--- start of Stored records ---
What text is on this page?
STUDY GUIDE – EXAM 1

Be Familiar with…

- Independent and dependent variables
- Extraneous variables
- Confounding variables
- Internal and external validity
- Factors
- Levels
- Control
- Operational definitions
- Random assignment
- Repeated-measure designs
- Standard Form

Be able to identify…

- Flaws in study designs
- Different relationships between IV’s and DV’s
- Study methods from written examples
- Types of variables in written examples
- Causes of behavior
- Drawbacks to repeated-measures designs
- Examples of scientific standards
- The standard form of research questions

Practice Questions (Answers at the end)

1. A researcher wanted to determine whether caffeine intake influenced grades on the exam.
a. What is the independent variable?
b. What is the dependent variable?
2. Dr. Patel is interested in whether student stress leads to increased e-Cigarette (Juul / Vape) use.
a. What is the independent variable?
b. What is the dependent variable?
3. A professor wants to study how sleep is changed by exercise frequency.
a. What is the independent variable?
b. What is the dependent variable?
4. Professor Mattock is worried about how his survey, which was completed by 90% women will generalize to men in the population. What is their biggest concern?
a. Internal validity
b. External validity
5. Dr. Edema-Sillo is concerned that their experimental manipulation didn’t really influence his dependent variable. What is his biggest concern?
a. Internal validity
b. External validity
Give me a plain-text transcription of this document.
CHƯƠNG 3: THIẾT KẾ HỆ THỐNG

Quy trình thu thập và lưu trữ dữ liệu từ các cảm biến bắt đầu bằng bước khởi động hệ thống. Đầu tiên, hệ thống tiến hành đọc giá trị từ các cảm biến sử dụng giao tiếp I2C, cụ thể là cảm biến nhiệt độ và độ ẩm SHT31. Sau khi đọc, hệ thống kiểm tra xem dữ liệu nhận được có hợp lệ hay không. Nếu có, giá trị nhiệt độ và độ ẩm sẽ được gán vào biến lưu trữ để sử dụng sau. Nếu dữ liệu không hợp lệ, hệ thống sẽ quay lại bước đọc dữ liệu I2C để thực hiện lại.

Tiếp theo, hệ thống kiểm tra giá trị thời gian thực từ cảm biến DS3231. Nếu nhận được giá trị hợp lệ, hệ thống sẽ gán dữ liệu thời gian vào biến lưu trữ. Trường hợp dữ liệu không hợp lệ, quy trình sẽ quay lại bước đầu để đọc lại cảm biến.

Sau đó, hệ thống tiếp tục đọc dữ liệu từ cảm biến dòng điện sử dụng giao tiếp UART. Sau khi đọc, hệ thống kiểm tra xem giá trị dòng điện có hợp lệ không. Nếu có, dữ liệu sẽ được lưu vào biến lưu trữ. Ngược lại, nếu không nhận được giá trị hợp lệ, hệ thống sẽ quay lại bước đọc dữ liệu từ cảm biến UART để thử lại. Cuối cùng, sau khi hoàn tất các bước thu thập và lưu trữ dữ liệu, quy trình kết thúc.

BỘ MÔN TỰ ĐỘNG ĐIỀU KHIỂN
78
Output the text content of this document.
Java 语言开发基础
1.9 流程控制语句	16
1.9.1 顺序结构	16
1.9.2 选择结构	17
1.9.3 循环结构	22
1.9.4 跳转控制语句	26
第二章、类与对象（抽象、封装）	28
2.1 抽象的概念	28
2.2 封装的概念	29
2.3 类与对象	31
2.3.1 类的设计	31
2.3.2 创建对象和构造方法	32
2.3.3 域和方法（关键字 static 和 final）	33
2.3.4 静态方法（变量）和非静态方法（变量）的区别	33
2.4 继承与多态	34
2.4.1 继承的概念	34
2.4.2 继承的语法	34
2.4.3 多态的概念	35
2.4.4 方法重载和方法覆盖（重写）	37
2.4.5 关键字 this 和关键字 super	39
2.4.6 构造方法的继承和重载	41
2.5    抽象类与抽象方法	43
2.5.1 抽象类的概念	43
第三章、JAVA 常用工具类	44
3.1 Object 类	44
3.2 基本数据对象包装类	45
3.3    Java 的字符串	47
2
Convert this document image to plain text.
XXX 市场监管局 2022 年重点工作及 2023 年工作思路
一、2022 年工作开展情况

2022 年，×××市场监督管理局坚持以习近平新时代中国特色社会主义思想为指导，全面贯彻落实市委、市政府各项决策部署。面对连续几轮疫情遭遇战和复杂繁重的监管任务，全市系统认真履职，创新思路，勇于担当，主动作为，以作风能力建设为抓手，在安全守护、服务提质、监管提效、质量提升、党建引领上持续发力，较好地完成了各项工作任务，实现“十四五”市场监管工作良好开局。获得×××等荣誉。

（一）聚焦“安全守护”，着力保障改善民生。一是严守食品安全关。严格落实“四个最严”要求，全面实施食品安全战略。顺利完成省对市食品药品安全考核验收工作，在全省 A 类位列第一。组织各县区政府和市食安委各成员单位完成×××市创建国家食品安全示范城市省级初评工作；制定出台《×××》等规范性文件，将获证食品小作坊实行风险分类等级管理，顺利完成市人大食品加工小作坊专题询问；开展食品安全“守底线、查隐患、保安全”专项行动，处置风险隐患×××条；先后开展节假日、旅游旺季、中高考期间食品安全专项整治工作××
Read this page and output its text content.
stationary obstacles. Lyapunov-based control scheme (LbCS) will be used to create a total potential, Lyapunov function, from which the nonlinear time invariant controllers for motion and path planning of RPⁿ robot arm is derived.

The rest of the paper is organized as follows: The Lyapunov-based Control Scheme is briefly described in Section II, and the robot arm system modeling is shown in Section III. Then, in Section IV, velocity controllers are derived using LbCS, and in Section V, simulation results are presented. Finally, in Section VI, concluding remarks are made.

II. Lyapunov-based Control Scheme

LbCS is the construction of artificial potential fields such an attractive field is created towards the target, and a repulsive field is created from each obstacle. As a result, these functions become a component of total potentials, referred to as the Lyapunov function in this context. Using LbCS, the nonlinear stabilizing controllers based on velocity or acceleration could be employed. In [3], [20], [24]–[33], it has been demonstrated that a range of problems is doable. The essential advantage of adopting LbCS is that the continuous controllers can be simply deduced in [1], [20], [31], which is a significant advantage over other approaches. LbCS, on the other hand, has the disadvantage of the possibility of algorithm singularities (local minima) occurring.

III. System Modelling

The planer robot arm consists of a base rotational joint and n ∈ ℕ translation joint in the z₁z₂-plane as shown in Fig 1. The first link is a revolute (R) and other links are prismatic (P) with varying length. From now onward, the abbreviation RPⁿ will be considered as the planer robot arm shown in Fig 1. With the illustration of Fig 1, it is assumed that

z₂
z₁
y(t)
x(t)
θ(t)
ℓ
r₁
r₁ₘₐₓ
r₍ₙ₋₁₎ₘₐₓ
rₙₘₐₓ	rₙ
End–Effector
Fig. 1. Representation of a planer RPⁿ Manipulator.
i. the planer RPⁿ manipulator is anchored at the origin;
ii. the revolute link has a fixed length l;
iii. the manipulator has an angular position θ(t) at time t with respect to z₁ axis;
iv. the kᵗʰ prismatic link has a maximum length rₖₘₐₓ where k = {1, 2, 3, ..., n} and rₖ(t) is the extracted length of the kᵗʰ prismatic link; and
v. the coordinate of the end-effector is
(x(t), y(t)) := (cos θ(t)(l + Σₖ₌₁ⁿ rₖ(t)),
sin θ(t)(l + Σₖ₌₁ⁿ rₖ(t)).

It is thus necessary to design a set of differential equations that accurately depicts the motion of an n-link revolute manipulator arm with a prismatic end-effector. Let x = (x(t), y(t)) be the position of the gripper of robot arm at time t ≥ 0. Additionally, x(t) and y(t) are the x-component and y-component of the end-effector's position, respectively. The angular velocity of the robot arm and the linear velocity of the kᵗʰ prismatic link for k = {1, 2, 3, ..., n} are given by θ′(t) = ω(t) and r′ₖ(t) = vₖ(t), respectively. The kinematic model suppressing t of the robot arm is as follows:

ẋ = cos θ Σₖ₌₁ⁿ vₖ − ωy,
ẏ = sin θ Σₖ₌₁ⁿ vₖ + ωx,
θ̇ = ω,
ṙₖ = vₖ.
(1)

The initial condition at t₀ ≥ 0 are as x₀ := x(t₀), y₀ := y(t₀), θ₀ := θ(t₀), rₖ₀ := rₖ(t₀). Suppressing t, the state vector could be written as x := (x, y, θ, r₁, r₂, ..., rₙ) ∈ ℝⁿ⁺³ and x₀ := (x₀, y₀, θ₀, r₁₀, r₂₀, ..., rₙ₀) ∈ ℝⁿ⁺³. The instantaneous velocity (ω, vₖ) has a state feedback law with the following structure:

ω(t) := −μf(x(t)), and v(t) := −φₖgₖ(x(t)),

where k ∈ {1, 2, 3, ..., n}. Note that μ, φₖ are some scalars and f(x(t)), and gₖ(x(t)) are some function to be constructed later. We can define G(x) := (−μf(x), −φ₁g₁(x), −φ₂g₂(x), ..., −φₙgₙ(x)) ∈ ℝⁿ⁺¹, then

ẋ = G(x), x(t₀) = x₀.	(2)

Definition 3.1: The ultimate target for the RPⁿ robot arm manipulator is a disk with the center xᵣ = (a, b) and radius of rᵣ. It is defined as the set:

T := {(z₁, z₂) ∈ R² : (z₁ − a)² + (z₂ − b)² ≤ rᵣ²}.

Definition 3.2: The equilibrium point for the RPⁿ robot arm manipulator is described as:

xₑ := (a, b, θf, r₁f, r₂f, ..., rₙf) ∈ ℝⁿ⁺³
--- end of Stored records ---
◆ Exercise directions ◆
Count the lines that include the word "content" and state the result as a bare number.

◆ Correct result ◆
2